(Records from a data collection)
* * * *
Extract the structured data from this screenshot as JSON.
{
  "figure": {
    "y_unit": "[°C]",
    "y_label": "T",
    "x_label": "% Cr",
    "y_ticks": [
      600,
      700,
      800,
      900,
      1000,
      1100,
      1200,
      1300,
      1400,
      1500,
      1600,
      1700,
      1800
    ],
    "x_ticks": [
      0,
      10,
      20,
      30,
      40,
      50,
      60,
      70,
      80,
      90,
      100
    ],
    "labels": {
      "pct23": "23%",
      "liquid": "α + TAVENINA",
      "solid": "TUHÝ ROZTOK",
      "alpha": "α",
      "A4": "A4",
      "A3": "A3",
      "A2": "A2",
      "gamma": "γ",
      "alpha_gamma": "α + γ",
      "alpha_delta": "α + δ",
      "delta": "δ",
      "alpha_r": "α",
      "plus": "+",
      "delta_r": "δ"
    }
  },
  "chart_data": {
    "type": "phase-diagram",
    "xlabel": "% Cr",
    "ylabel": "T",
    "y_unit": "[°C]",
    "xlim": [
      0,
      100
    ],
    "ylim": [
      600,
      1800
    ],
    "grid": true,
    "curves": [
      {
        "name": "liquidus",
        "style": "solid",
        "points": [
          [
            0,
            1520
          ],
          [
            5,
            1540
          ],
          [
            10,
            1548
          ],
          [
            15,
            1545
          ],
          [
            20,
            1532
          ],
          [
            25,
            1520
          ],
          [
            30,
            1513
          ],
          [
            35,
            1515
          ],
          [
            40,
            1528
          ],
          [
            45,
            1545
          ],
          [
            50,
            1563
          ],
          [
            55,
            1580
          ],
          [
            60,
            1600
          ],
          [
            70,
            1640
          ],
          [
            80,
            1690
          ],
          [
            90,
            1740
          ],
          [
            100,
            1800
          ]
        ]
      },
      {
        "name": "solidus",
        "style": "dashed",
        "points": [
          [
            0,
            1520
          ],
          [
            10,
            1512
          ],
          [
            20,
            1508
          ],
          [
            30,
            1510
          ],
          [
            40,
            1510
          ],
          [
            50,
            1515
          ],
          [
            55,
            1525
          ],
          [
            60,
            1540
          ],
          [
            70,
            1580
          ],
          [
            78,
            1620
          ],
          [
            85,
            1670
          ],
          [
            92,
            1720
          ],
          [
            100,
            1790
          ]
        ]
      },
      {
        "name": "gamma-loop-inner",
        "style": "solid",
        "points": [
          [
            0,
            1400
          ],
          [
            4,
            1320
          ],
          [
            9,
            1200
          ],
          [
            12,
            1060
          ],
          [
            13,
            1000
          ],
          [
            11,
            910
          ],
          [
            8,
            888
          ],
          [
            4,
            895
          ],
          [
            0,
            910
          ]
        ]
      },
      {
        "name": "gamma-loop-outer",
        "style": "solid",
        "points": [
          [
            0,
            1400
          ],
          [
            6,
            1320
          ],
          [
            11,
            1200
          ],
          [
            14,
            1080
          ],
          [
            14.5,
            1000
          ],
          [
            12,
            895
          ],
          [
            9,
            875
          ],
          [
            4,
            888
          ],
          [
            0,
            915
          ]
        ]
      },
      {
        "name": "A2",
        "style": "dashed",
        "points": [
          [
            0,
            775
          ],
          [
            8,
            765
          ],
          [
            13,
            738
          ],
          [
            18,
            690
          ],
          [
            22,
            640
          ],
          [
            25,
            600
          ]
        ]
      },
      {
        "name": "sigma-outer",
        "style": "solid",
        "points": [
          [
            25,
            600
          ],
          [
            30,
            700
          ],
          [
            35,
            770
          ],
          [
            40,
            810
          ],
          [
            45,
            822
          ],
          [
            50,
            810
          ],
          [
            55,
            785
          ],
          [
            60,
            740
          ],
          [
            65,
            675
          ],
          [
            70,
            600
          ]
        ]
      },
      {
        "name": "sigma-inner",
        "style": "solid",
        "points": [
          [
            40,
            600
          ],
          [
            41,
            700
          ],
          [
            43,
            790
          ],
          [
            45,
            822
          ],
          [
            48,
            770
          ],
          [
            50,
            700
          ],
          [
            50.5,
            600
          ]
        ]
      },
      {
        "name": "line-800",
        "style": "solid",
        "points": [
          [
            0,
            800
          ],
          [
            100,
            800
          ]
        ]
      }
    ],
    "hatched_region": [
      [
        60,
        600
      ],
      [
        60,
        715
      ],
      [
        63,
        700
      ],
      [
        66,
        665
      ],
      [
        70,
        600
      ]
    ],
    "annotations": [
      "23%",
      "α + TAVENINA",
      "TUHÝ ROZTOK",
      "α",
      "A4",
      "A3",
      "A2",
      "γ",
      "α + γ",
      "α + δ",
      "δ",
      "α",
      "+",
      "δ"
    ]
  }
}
* * * *
▸ **DESCRIPTION OF THE TASK**:
Look through the material and say how many lines hold "loop". Give the number only.

▸ **WRITTEN RESPONSE**:
2